- **SOURCE MATERIAL**:
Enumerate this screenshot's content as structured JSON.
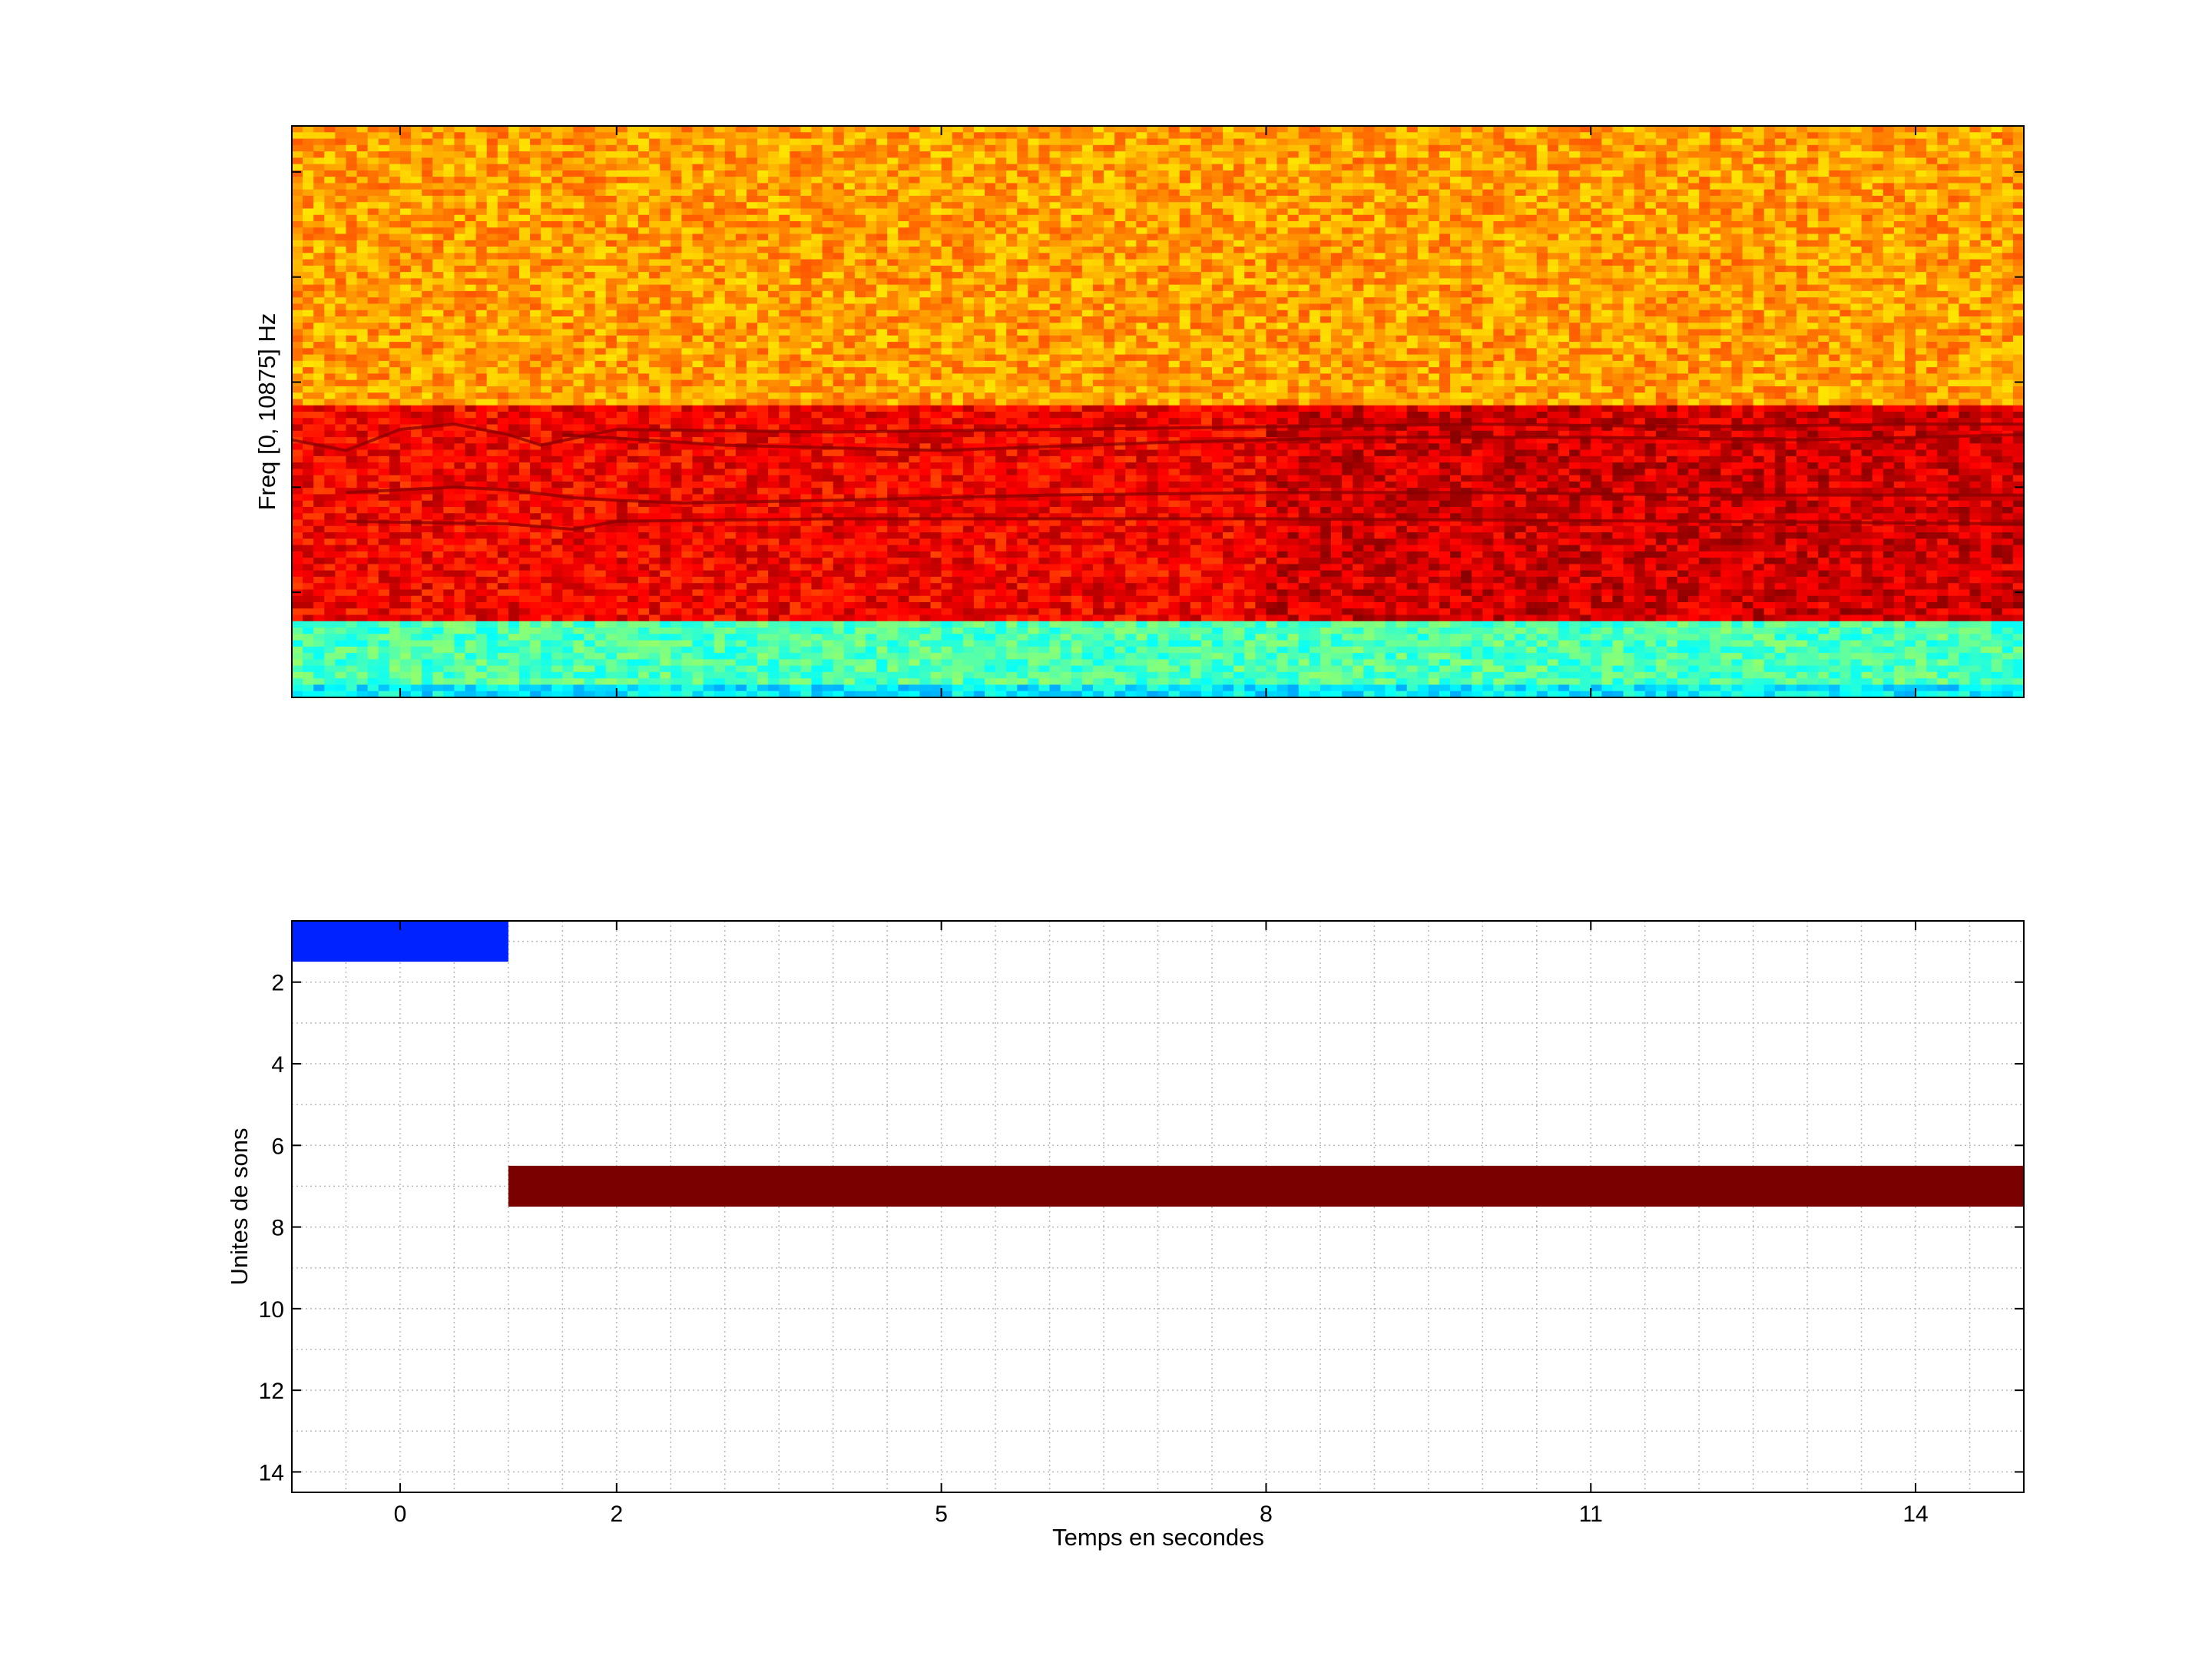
{
  "colors": {
    "background": "#ffffff",
    "axis": "#000000",
    "grid": "#b8b8b8",
    "colormap": "jet"
  },
  "chart_data": [
    {
      "type": "heatmap",
      "title": "",
      "xlabel": "",
      "ylabel": "Freq [0, 10875] Hz",
      "xlim": [
        -1,
        15
      ],
      "ylim": [
        0,
        10875
      ],
      "grid": false,
      "colormap": "jet",
      "x_tick_labels": [],
      "y_tick_labels": [],
      "description_bands": {
        "low_freq_band_hz": [
          0,
          1500
        ],
        "low_freq_color": "cyan-green",
        "mid_freq_band_hz": [
          1500,
          5500
        ],
        "mid_freq_color": "red",
        "high_freq_band_hz": [
          5500,
          10875
        ],
        "high_freq_color": "yellow-orange"
      },
      "harmonic_tracks_hz": [
        {
          "name": "track-1",
          "points": [
            [
              -1,
              4900
            ],
            [
              -0.5,
              4700
            ],
            [
              0,
              5100
            ],
            [
              0.5,
              5200
            ],
            [
              1,
              5000
            ],
            [
              1.3,
              4800
            ],
            [
              2,
              5100
            ],
            [
              4,
              5050
            ],
            [
              6,
              5100
            ],
            [
              8,
              5150
            ],
            [
              10,
              5200
            ],
            [
              12,
              5150
            ],
            [
              14,
              5200
            ],
            [
              15,
              5200
            ]
          ]
        },
        {
          "name": "track-2",
          "points": [
            [
              1.5,
              5000
            ],
            [
              3,
              4800
            ],
            [
              5,
              4700
            ],
            [
              7,
              4850
            ],
            [
              9,
              4950
            ],
            [
              11,
              4950
            ],
            [
              13,
              4900
            ],
            [
              15,
              5000
            ]
          ]
        },
        {
          "name": "track-3",
          "points": [
            [
              -0.5,
              3900
            ],
            [
              0.5,
              4000
            ],
            [
              1,
              3950
            ],
            [
              1.6,
              3800
            ],
            [
              2,
              3750
            ],
            [
              2.6,
              3700
            ],
            [
              4,
              3750
            ],
            [
              6,
              3850
            ],
            [
              8,
              3900
            ],
            [
              10,
              3900
            ],
            [
              12,
              3850
            ],
            [
              14,
              3850
            ],
            [
              15,
              3850
            ]
          ]
        },
        {
          "name": "track-4",
          "points": [
            [
              -0.5,
              3350
            ],
            [
              1,
              3300
            ],
            [
              1.6,
              3200
            ],
            [
              2,
              3350
            ],
            [
              4,
              3400
            ],
            [
              8,
              3400
            ],
            [
              12,
              3350
            ],
            [
              15,
              3300
            ]
          ]
        }
      ]
    },
    {
      "type": "bar",
      "orientation": "horizontal-segments",
      "title": "",
      "xlabel": "Temps en secondes",
      "ylabel": "Unites de sons",
      "xlim": [
        -1,
        15
      ],
      "ylim": [
        14.5,
        0.5
      ],
      "y_reversed": true,
      "grid": true,
      "x_ticks": [
        0,
        2,
        5,
        8,
        11,
        14
      ],
      "x_tick_labels": [
        "0",
        "2",
        "5",
        "8",
        "11",
        "14"
      ],
      "y_ticks": [
        2,
        4,
        6,
        8,
        10,
        12,
        14
      ],
      "y_tick_labels": [
        "2",
        "4",
        "6",
        "8",
        "10",
        "12",
        "14"
      ],
      "segments": [
        {
          "unit": 1,
          "start": -1,
          "end": 1,
          "color": "#0022ff"
        },
        {
          "unit": 7,
          "start": 1,
          "end": 15,
          "color": "#7a0000"
        }
      ]
    }
  ]
}
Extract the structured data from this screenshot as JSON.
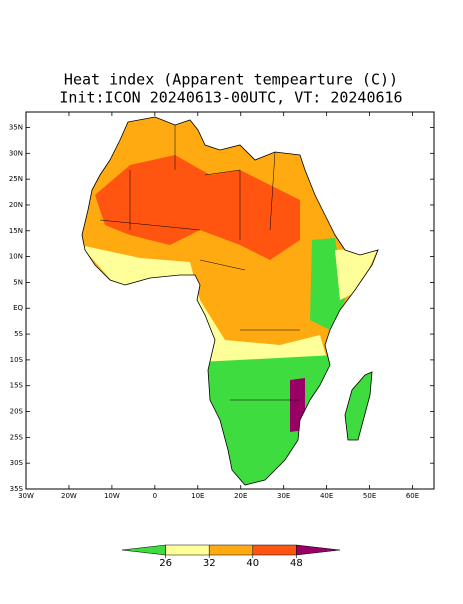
{
  "title": "Heat index (Apparent tempearture (C))",
  "subtitle": "Init:ICON 20240613-00UTC, VT: 20240616",
  "map": {
    "xlim": [
      -30,
      65
    ],
    "ylim": [
      -35,
      38
    ],
    "xticks": [
      {
        "value": -30,
        "label": "30W"
      },
      {
        "value": -20,
        "label": "20W"
      },
      {
        "value": -10,
        "label": "10W"
      },
      0,
      {
        "value": 10,
        "label": "10E"
      },
      {
        "value": 20,
        "label": "20E"
      },
      {
        "value": 30,
        "label": "30E"
      },
      {
        "value": 40,
        "label": "40E"
      },
      {
        "value": 50,
        "label": "50E"
      },
      {
        "value": 60,
        "label": "60E"
      }
    ],
    "yticks": [
      {
        "value": 35,
        "label": "35N"
      },
      {
        "value": 30,
        "label": "30N"
      },
      {
        "value": 25,
        "label": "25N"
      },
      {
        "value": 20,
        "label": "20N"
      },
      {
        "value": 15,
        "label": "15N"
      },
      {
        "value": 10,
        "label": "10N"
      },
      {
        "value": 5,
        "label": "5N"
      },
      {
        "value": 0,
        "label": "EQ"
      },
      {
        "value": -5,
        "label": "5S"
      },
      {
        "value": -10,
        "label": "10S"
      },
      {
        "value": -15,
        "label": "15S"
      },
      {
        "value": -20,
        "label": "20S"
      },
      {
        "value": -25,
        "label": "25S"
      },
      {
        "value": -30,
        "label": "30S"
      },
      {
        "value": -35,
        "label": "35S"
      }
    ]
  },
  "colorbar": {
    "levels": [
      26,
      32,
      40,
      48
    ],
    "colors": [
      "#3fdc3f",
      "#ffff99",
      "#ffaa11",
      "#ff5511",
      "#990066"
    ]
  }
}
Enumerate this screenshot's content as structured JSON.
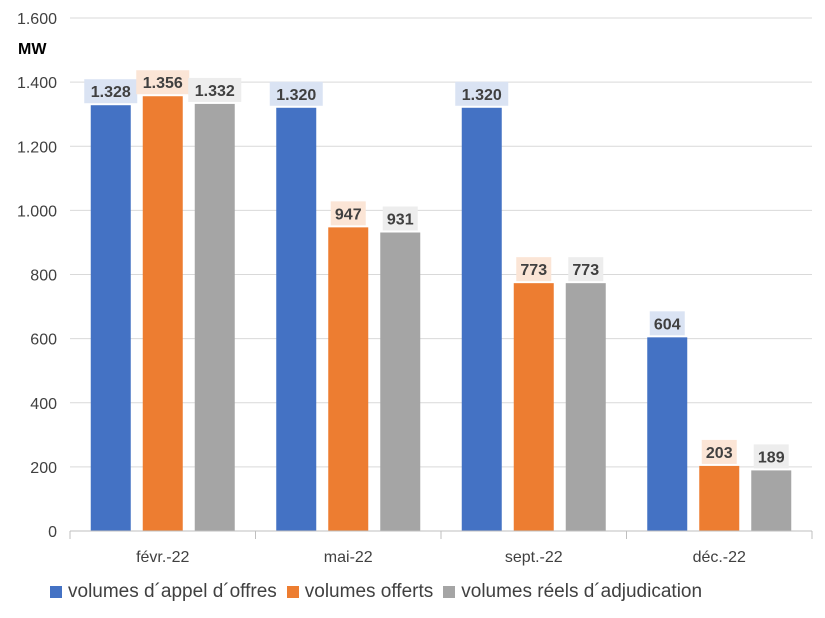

- **GOAL OF THE EXERCISE**: From the records given above, reproduce all text exactly and exclude each picture.

- **CORRECT OUTPUT**:
Enumerate this screenshot's content as structured JSON.
{
  "colors": {
    "background": "#ffffff",
    "axis": "#000000",
    "grid": "#b8b8b8",
    "colormap": "jet"
  },
  "chart_data": [
    {
      "type": "heatmap",
      "title": "",
      "xlabel": "",
      "ylabel": "Freq [0, 10875] Hz",
      "xlim": [
        -1,
        15
      ],
      "ylim": [
        0,
        10875
      ],
      "grid": false,
      "colormap": "jet",
      "x_tick_labels": [],
      "y_tick_labels": [],
      "description_bands": {
        "low_freq_band_hz": [
          0,
          1500
        ],
        "low_freq_color": "cyan-green",
        "mid_freq_band_hz": [
          1500,
          5500
        ],
        "mid_freq_color": "red",
        "high_freq_band_hz": [
          5500,
          10875
        ],
        "high_freq_color": "yellow-orange"
      },
      "harmonic_tracks_hz": [
        {
          "name": "track-1",
          "points": [
            [
              -1,
              4900
            ],
            [
              -0.5,
              4700
            ],
            [
              0,
              5100
            ],
            [
              0.5,
              5200
            ],
            [
              1,
              5000
            ],
            [
              1.3,
              4800
            ],
            [
              2,
              5100
            ],
            [
              4,
              5050
            ],
            [
              6,
              5100
            ],
            [
              8,
              5150
            ],
            [
              10,
              5200
            ],
            [
              12,
              5150
            ],
            [
              14,
              5200
            ],
            [
              15,
              5200
            ]
          ]
        },
        {
          "name": "track-2",
          "points": [
            [
              1.5,
              5000
            ],
            [
              3,
              4800
            ],
            [
              5,
              4700
            ],
            [
              7,
              4850
            ],
            [
              9,
              4950
            ],
            [
              11,
              4950
            ],
            [
              13,
              4900
            ],
            [
              15,
              5000
            ]
          ]
        },
        {
          "name": "track-3",
          "points": [
            [
              -0.5,
              3900
            ],
            [
              0.5,
              4000
            ],
            [
              1,
              3950
            ],
            [
              1.6,
              3800
            ],
            [
              2,
              3750
            ],
            [
              2.6,
              3700
            ],
            [
              4,
              3750
            ],
            [
              6,
              3850
            ],
            [
              8,
              3900
            ],
            [
              10,
              3900
            ],
            [
              12,
              3850
            ],
            [
              14,
              3850
            ],
            [
              15,
              3850
            ]
          ]
        },
        {
          "name": "track-4",
          "points": [
            [
              -0.5,
              3350
            ],
            [
              1,
              3300
            ],
            [
              1.6,
              3200
            ],
            [
              2,
              3350
            ],
            [
              4,
              3400
            ],
            [
              8,
              3400
            ],
            [
              12,
              3350
            ],
            [
              15,
              3300
            ]
          ]
        }
      ]
    },
    {
      "type": "bar",
      "orientation": "horizontal-segments",
      "title": "",
      "xlabel": "Temps en secondes",
      "ylabel": "Unites de sons",
      "xlim": [
        -1,
        15
      ],
      "ylim": [
        14.5,
        0.5
      ],
      "y_reversed": true,
      "grid": true,
      "x_ticks": [
        0,
        2,
        5,
        8,
        11,
        14
      ],
      "x_tick_labels": [
        "0",
        "2",
        "5",
        "8",
        "11",
        "14"
      ],
      "y_ticks": [
        2,
        4,
        6,
        8,
        10,
        12,
        14
      ],
      "y_tick_labels": [
        "2",
        "4",
        "6",
        "8",
        "10",
        "12",
        "14"
      ],
      "segments": [
        {
          "unit": 1,
          "start": -1,
          "end": 1,
          "color": "#0022ff"
        },
        {
          "unit": 7,
          "start": 1,
          "end": 15,
          "color": "#7a0000"
        }
      ]
    }
  ]
}
Extract the structured data from this screenshot as JSON.
{
  "title": "Heat index (Apparent tempearture (C))",
  "subtitle": "Init:ICON 20240613-00UTC, VT: 20240616",
  "map": {
    "xlim": [
      -30,
      65
    ],
    "ylim": [
      -35,
      38
    ],
    "xticks": [
      {
        "value": -30,
        "label": "30W"
      },
      {
        "value": -20,
        "label": "20W"
      },
      {
        "value": -10,
        "label": "10W"
      },
      0,
      {
        "value": 10,
        "label": "10E"
      },
      {
        "value": 20,
        "label": "20E"
      },
      {
        "value": 30,
        "label": "30E"
      },
      {
        "value": 40,
        "label": "40E"
      },
      {
        "value": 50,
        "label": "50E"
      },
      {
        "value": 60,
        "label": "60E"
      }
    ],
    "yticks": [
      {
        "value": 35,
        "label": "35N"
      },
      {
        "value": 30,
        "label": "30N"
      },
      {
        "value": 25,
        "label": "25N"
      },
      {
        "value": 20,
        "label": "20N"
      },
      {
        "value": 15,
        "label": "15N"
      },
      {
        "value": 10,
        "label": "10N"
      },
      {
        "value": 5,
        "label": "5N"
      },
      {
        "value": 0,
        "label": "EQ"
      },
      {
        "value": -5,
        "label": "5S"
      },
      {
        "value": -10,
        "label": "10S"
      },
      {
        "value": -15,
        "label": "15S"
      },
      {
        "value": -20,
        "label": "20S"
      },
      {
        "value": -25,
        "label": "25S"
      },
      {
        "value": -30,
        "label": "30S"
      },
      {
        "value": -35,
        "label": "35S"
      }
    ]
  },
  "colorbar": {
    "levels": [
      26,
      32,
      40,
      48
    ],
    "colors": [
      "#3fdc3f",
      "#ffff99",
      "#ffaa11",
      "#ff5511",
      "#990066"
    ]
  }
}
Enumerate this screenshot's content as structured JSON.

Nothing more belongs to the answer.